* Work instruction
Go through the data and report each line that holds the string "from".

* Entries provided
^^^^^^^^^^^^^^^^

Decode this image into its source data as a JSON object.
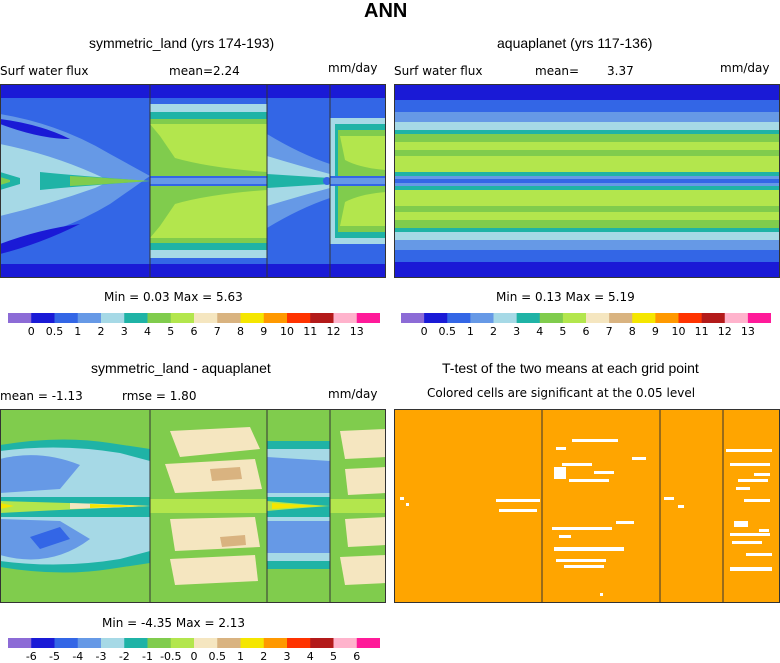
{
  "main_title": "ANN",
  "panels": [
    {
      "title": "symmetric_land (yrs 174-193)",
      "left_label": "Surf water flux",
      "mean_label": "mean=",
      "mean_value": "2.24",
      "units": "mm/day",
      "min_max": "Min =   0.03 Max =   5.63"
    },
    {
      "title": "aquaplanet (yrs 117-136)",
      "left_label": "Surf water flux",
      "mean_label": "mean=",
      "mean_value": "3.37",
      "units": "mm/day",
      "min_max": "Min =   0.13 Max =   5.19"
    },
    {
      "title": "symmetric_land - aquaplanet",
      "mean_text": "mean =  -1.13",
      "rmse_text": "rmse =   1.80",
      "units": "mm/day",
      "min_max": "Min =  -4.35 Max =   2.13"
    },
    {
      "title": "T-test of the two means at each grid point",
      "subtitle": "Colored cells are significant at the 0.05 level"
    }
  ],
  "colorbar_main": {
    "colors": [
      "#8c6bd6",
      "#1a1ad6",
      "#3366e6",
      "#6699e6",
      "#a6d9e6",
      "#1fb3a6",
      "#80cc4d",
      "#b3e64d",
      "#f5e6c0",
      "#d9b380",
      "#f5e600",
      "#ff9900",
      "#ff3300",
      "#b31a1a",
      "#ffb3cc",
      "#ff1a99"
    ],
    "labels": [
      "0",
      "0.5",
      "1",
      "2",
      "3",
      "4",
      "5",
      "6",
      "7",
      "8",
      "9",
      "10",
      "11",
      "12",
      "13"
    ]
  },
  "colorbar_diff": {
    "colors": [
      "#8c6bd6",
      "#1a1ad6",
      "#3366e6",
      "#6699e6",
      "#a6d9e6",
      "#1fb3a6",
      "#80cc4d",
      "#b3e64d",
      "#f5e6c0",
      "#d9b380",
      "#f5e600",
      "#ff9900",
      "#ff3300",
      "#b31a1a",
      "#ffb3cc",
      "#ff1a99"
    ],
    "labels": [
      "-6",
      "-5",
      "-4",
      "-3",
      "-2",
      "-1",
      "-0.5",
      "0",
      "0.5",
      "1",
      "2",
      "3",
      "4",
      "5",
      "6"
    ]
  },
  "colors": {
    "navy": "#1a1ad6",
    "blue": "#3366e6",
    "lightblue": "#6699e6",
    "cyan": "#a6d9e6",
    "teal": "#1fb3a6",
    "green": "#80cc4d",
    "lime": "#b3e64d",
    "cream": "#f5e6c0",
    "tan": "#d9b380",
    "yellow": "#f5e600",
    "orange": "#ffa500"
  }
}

^^^^^^^^^^^^^^^^

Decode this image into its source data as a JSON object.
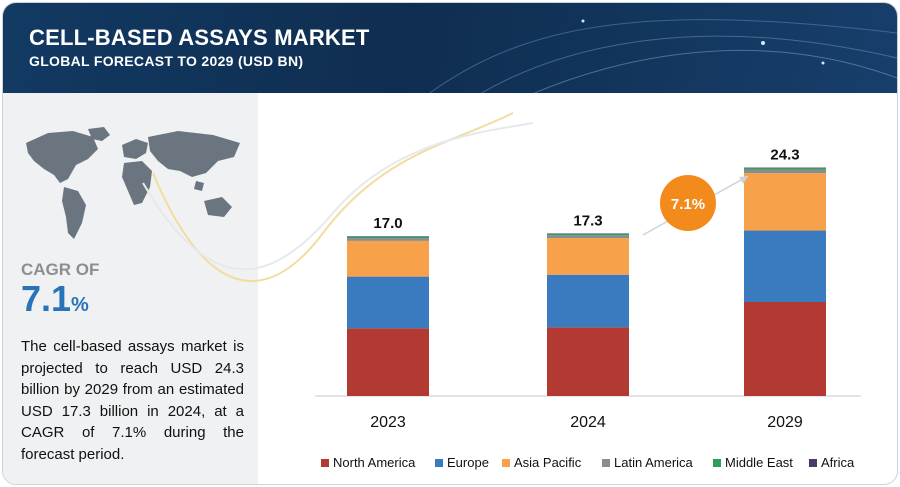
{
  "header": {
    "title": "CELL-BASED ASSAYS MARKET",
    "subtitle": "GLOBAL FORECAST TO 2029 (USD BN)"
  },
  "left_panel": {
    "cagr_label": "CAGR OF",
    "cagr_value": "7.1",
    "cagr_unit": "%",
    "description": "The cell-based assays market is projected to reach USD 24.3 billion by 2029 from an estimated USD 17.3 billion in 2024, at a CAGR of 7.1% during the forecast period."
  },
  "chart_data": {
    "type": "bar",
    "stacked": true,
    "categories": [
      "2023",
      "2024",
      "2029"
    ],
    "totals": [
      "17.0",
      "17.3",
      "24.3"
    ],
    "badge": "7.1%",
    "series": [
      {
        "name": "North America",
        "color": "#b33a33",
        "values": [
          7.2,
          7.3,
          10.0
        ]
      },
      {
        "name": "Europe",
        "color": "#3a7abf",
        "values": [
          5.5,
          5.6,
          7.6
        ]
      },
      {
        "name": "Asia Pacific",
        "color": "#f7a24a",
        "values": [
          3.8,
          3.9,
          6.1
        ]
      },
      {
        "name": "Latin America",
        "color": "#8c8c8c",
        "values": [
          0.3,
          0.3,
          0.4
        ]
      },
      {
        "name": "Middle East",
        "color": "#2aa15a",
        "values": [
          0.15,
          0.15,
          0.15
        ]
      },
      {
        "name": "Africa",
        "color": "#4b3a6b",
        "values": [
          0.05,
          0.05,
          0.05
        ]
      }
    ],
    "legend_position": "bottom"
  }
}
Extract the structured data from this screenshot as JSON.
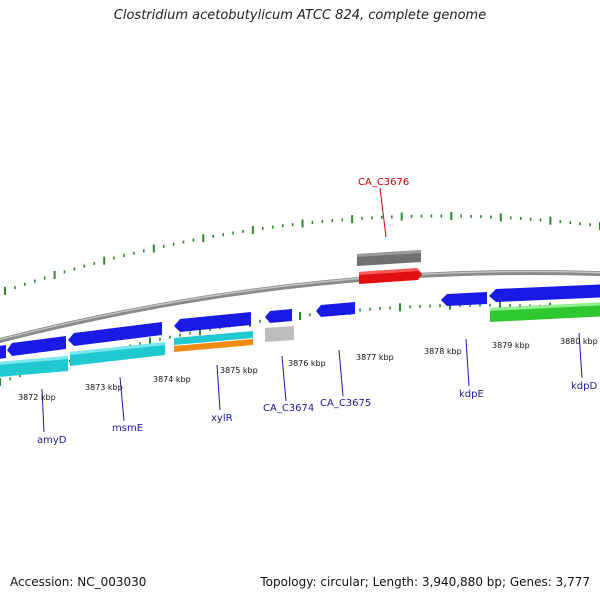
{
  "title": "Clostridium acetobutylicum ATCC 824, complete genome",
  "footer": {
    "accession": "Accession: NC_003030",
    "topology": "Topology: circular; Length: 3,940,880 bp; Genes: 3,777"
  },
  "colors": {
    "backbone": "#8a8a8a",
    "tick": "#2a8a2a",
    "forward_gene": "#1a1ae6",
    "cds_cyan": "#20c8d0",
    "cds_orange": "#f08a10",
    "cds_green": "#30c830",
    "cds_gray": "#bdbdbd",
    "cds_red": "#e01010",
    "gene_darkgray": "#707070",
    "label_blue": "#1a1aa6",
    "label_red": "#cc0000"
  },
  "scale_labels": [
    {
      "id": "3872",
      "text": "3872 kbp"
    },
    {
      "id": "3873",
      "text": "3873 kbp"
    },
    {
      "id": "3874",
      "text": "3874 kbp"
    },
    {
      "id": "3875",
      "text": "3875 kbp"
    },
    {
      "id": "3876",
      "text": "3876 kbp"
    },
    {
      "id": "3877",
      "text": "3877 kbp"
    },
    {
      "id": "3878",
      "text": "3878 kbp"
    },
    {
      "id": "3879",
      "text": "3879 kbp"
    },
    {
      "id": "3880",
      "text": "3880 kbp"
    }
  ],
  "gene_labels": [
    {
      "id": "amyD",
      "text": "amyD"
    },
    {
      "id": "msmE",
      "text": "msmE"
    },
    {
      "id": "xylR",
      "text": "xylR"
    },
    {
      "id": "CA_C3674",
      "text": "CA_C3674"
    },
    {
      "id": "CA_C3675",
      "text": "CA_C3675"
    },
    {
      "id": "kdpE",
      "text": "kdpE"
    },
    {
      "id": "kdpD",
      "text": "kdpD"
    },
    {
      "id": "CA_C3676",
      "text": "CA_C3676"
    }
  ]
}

^^^^^^^^^^^^^^^^

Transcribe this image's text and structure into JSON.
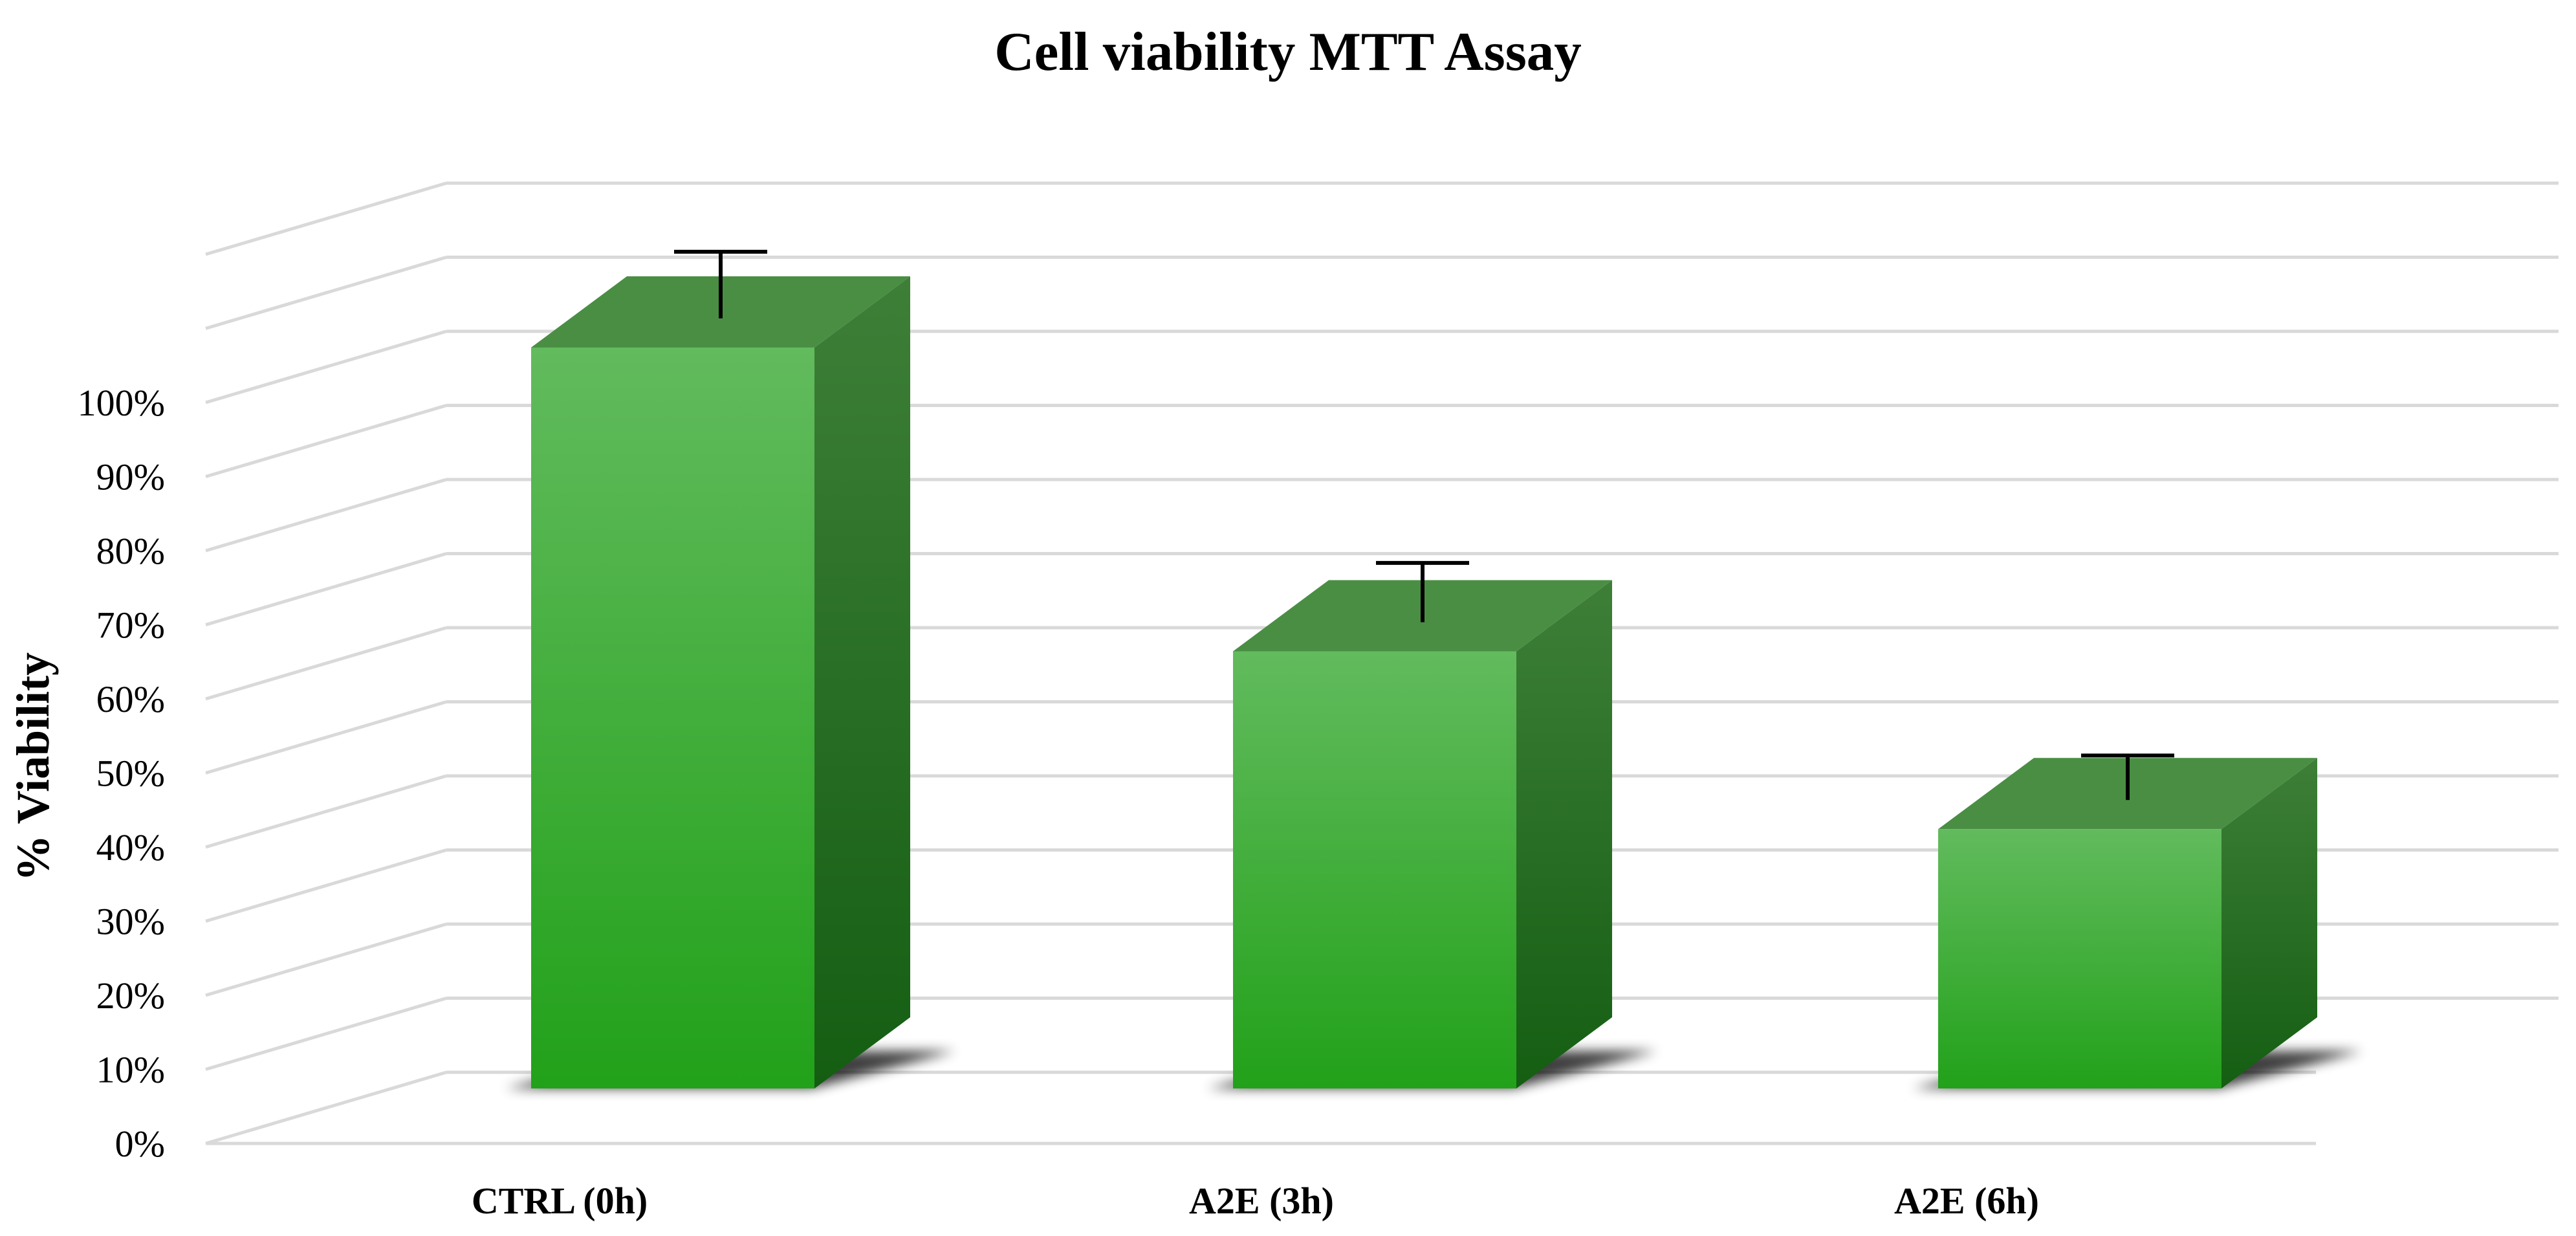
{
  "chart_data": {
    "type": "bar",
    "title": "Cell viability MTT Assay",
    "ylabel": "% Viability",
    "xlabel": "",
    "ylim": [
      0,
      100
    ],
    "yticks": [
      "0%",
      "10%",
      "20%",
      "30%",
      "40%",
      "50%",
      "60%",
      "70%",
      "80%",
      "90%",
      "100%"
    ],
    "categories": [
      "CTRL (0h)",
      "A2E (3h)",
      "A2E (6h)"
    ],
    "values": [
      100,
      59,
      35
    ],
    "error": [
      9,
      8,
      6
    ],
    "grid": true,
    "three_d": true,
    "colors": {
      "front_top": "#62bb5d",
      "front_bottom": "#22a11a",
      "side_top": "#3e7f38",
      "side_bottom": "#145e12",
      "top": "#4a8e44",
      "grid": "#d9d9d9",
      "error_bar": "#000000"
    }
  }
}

^^^^^^^^^^^^^^^^

* Solved exercise
    "description": "The cell-based assays market is projected to reach USD 24.3 billion by 2029 from an estimated USD 17.3 billion in 2024, at a CAGR of 7.1% during the forecast period."
Extract the structured data from this screenshot as JSON.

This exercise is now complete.